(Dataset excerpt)
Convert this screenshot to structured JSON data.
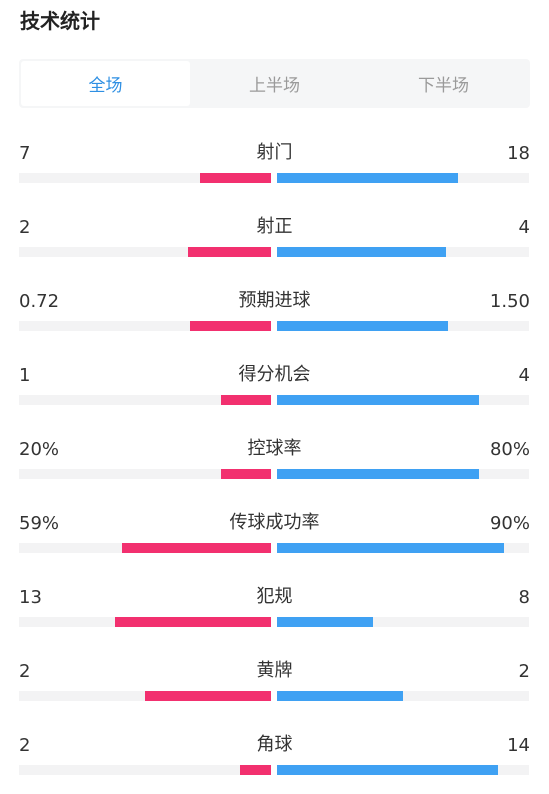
{
  "title": "技术统计",
  "tabs": [
    {
      "label": "全场",
      "active": true
    },
    {
      "label": "上半场",
      "active": false
    },
    {
      "label": "下半场",
      "active": false
    }
  ],
  "colors": {
    "home": "#f2306f",
    "away": "#3fa1f3",
    "track": "#f3f3f4",
    "active_tab": "#2e8fe3"
  },
  "stats": [
    {
      "name": "射门",
      "left": "7",
      "right": "18",
      "left_fill": 0.28,
      "right_fill": 0.72
    },
    {
      "name": "射正",
      "left": "2",
      "right": "4",
      "left_fill": 0.33,
      "right_fill": 0.67
    },
    {
      "name": "预期进球",
      "left": "0.72",
      "right": "1.50",
      "left_fill": 0.32,
      "right_fill": 0.68
    },
    {
      "name": "得分机会",
      "left": "1",
      "right": "4",
      "left_fill": 0.2,
      "right_fill": 0.8
    },
    {
      "name": "控球率",
      "left": "20%",
      "right": "80%",
      "left_fill": 0.2,
      "right_fill": 0.8
    },
    {
      "name": "传球成功率",
      "left": "59%",
      "right": "90%",
      "left_fill": 0.59,
      "right_fill": 0.9
    },
    {
      "name": "犯规",
      "left": "13",
      "right": "8",
      "left_fill": 0.62,
      "right_fill": 0.38
    },
    {
      "name": "黄牌",
      "left": "2",
      "right": "2",
      "left_fill": 0.5,
      "right_fill": 0.5
    },
    {
      "name": "角球",
      "left": "2",
      "right": "14",
      "left_fill": 0.125,
      "right_fill": 0.875
    }
  ]
}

* **GIVEN EXERCISE**
Set down every record once more, word for word, without pictures.

* **FINAL ANSWER**
Convert this screenshot to structured JSON data.
{
  "title": "技术统计",
  "tabs": [
    {
      "label": "全场",
      "active": true
    },
    {
      "label": "上半场",
      "active": false
    },
    {
      "label": "下半场",
      "active": false
    }
  ],
  "colors": {
    "home": "#f2306f",
    "away": "#3fa1f3",
    "track": "#f3f3f4",
    "active_tab": "#2e8fe3"
  },
  "stats": [
    {
      "name": "射门",
      "left": "7",
      "right": "18",
      "left_fill": 0.28,
      "right_fill": 0.72
    },
    {
      "name": "射正",
      "left": "2",
      "right": "4",
      "left_fill": 0.33,
      "right_fill": 0.67
    },
    {
      "name": "预期进球",
      "left": "0.72",
      "right": "1.50",
      "left_fill": 0.32,
      "right_fill": 0.68
    },
    {
      "name": "得分机会",
      "left": "1",
      "right": "4",
      "left_fill": 0.2,
      "right_fill": 0.8
    },
    {
      "name": "控球率",
      "left": "20%",
      "right": "80%",
      "left_fill": 0.2,
      "right_fill": 0.8
    },
    {
      "name": "传球成功率",
      "left": "59%",
      "right": "90%",
      "left_fill": 0.59,
      "right_fill": 0.9
    },
    {
      "name": "犯规",
      "left": "13",
      "right": "8",
      "left_fill": 0.62,
      "right_fill": 0.38
    },
    {
      "name": "黄牌",
      "left": "2",
      "right": "2",
      "left_fill": 0.5,
      "right_fill": 0.5
    },
    {
      "name": "角球",
      "left": "2",
      "right": "14",
      "left_fill": 0.125,
      "right_fill": 0.875
    }
  ]
}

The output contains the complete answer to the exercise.